Reproduce the records below exactly, leaving out any pictures.

[START PROVIDED RECORDS]

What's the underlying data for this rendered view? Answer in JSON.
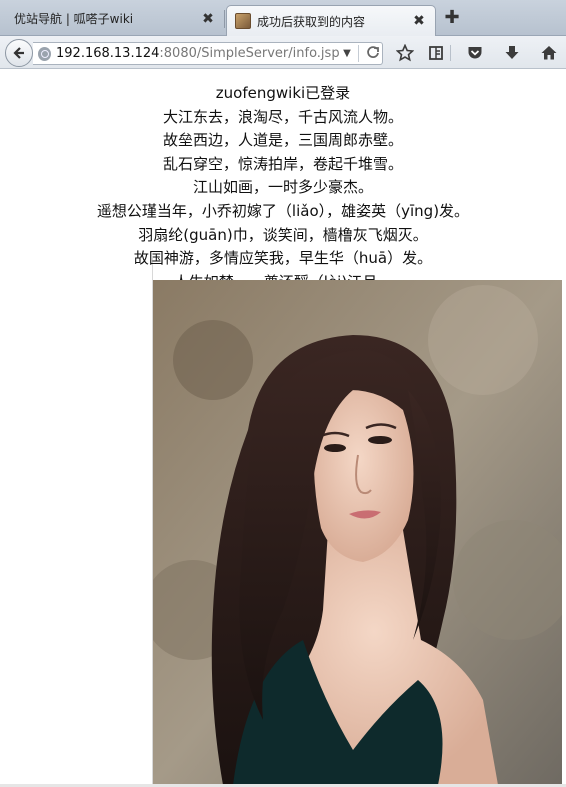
{
  "tabs": [
    {
      "label": "优站导航 | 呱嗒子wiki",
      "active": false
    },
    {
      "label": "成功后获取到的内容",
      "active": true
    }
  ],
  "tab_close_glyph": "✖",
  "new_tab_glyph": "✚",
  "url": {
    "host": "192.168.13.124",
    "rest": ":8080/SimpleServer/info.jsp"
  },
  "icons": {
    "back": "back-arrow-icon",
    "globe": "globe-icon",
    "dropdown": "dropdown-arrow-icon",
    "reload": "reload-icon",
    "bookmark": "star-icon",
    "reading_list": "reading-list-icon",
    "pocket": "pocket-icon",
    "download": "download-icon",
    "home": "home-icon"
  },
  "content": {
    "status": "zuofengwiki已登录",
    "poem_lines": [
      "大江东去，浪淘尽，千古风流人物。",
      "故垒西边，人道是，三国周郎赤壁。",
      "乱石穿空，惊涛拍岸，卷起千堆雪。",
      "江山如画，一时多少豪杰。",
      "遥想公瑾当年，小乔初嫁了（liǎo），雄姿英（yīng)发。",
      "羽扇纶(guān)巾，谈笑间，樯橹灰飞烟灭。",
      "故国神游，多情应笑我，早生华（huā）发。",
      "人生如梦，一尊还酹（lèi)江月。"
    ]
  }
}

[END PROVIDED RECORDS]

- [OUTPUT]
What's the underlying data for this rendered view? Answer in JSON.
{
  "tabs": [
    {
      "label": "优站导航 | 呱嗒子wiki",
      "active": false
    },
    {
      "label": "成功后获取到的内容",
      "active": true
    }
  ],
  "tab_close_glyph": "✖",
  "new_tab_glyph": "✚",
  "url": {
    "host": "192.168.13.124",
    "rest": ":8080/SimpleServer/info.jsp"
  },
  "icons": {
    "back": "back-arrow-icon",
    "globe": "globe-icon",
    "dropdown": "dropdown-arrow-icon",
    "reload": "reload-icon",
    "bookmark": "star-icon",
    "reading_list": "reading-list-icon",
    "pocket": "pocket-icon",
    "download": "download-icon",
    "home": "home-icon"
  },
  "content": {
    "status": "zuofengwiki已登录",
    "poem_lines": [
      "大江东去，浪淘尽，千古风流人物。",
      "故垒西边，人道是，三国周郎赤壁。",
      "乱石穿空，惊涛拍岸，卷起千堆雪。",
      "江山如画，一时多少豪杰。",
      "遥想公瑾当年，小乔初嫁了（liǎo），雄姿英（yīng)发。",
      "羽扇纶(guān)巾，谈笑间，樯橹灰飞烟灭。",
      "故国神游，多情应笑我，早生华（huā）发。",
      "人生如梦，一尊还酹（lèi)江月。"
    ]
  }
}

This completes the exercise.